## BEGIN
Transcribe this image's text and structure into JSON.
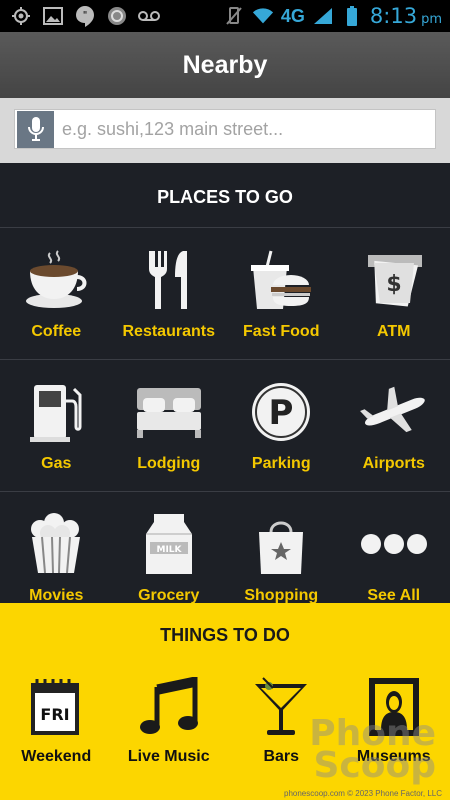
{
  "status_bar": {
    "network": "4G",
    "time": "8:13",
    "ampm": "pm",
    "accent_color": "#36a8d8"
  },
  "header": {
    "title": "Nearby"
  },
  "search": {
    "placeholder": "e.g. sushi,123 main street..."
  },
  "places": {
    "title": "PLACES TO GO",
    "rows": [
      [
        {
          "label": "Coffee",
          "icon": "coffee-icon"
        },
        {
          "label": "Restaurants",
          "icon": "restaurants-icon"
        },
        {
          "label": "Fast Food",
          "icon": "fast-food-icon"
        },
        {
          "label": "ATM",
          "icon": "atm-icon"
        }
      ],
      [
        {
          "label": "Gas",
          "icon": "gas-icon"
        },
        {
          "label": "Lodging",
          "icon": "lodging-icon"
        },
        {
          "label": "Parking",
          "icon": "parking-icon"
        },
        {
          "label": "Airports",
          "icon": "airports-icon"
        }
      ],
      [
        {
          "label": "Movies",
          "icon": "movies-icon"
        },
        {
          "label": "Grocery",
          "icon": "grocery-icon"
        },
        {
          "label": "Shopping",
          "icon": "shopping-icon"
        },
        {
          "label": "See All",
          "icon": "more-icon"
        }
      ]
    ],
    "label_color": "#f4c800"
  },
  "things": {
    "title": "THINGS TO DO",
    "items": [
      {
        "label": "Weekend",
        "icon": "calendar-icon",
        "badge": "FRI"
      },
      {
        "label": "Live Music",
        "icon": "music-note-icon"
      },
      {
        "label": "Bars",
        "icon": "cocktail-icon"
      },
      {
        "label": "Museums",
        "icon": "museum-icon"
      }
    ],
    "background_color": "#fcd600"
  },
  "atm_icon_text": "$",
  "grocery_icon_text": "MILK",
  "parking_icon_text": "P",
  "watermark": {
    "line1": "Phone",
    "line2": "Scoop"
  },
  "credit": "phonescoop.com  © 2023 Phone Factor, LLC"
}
## END
* Problem: Transcribe the records above exactly as they appear, leaving out any pictures.

* Response to this exercise:
Transcribe this image's text and structure into JSON.
{
  "status_bar": {
    "network": "4G",
    "time": "8:13",
    "ampm": "pm",
    "accent_color": "#36a8d8"
  },
  "header": {
    "title": "Nearby"
  },
  "search": {
    "placeholder": "e.g. sushi,123 main street..."
  },
  "places": {
    "title": "PLACES TO GO",
    "rows": [
      [
        {
          "label": "Coffee",
          "icon": "coffee-icon"
        },
        {
          "label": "Restaurants",
          "icon": "restaurants-icon"
        },
        {
          "label": "Fast Food",
          "icon": "fast-food-icon"
        },
        {
          "label": "ATM",
          "icon": "atm-icon"
        }
      ],
      [
        {
          "label": "Gas",
          "icon": "gas-icon"
        },
        {
          "label": "Lodging",
          "icon": "lodging-icon"
        },
        {
          "label": "Parking",
          "icon": "parking-icon"
        },
        {
          "label": "Airports",
          "icon": "airports-icon"
        }
      ],
      [
        {
          "label": "Movies",
          "icon": "movies-icon"
        },
        {
          "label": "Grocery",
          "icon": "grocery-icon"
        },
        {
          "label": "Shopping",
          "icon": "shopping-icon"
        },
        {
          "label": "See All",
          "icon": "more-icon"
        }
      ]
    ],
    "label_color": "#f4c800"
  },
  "things": {
    "title": "THINGS TO DO",
    "items": [
      {
        "label": "Weekend",
        "icon": "calendar-icon",
        "badge": "FRI"
      },
      {
        "label": "Live Music",
        "icon": "music-note-icon"
      },
      {
        "label": "Bars",
        "icon": "cocktail-icon"
      },
      {
        "label": "Museums",
        "icon": "museum-icon"
      }
    ],
    "background_color": "#fcd600"
  },
  "atm_icon_text": "$",
  "grocery_icon_text": "MILK",
  "parking_icon_text": "P",
  "watermark": {
    "line1": "Phone",
    "line2": "Scoop"
  },
  "credit": "phonescoop.com  © 2023 Phone Factor, LLC"
}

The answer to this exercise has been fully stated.